**Exercise materials:**
****

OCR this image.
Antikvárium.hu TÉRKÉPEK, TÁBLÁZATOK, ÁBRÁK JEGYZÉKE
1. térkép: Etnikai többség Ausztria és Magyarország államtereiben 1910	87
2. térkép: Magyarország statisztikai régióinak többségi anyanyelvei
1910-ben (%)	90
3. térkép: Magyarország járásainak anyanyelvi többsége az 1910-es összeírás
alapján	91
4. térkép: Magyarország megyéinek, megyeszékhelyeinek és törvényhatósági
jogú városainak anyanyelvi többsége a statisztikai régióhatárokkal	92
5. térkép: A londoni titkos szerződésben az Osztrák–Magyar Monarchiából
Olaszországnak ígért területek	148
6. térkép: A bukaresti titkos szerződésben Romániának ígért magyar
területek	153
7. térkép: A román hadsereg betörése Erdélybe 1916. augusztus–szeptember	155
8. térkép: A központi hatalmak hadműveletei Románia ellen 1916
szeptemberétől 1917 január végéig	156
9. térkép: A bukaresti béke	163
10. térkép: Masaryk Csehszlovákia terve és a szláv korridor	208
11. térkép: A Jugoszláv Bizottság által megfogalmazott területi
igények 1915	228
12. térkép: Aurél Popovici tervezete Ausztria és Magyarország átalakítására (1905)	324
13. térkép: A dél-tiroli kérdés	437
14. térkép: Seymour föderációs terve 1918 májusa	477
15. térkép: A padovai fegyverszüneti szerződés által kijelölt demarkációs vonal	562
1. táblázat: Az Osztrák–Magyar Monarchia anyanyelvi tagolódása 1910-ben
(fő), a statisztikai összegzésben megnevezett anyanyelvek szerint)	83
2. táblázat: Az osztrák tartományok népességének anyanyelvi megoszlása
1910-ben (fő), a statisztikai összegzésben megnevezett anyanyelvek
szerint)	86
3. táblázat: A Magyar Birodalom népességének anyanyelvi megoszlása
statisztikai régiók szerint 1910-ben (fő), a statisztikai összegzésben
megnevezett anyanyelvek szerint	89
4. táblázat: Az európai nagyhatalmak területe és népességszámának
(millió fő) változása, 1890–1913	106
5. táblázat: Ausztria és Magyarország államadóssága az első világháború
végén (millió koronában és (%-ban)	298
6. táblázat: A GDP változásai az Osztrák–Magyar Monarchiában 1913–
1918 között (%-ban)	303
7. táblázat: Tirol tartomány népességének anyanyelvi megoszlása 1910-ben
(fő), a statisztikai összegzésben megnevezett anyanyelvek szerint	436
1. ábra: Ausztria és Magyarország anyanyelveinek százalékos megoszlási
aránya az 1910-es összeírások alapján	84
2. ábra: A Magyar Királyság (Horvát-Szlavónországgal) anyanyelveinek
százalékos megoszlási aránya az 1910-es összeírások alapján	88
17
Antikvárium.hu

****

**Exercise instructions:** Above are the entries; count how many of their lines contain the word "által" and give only that number.

**Correct output:** 2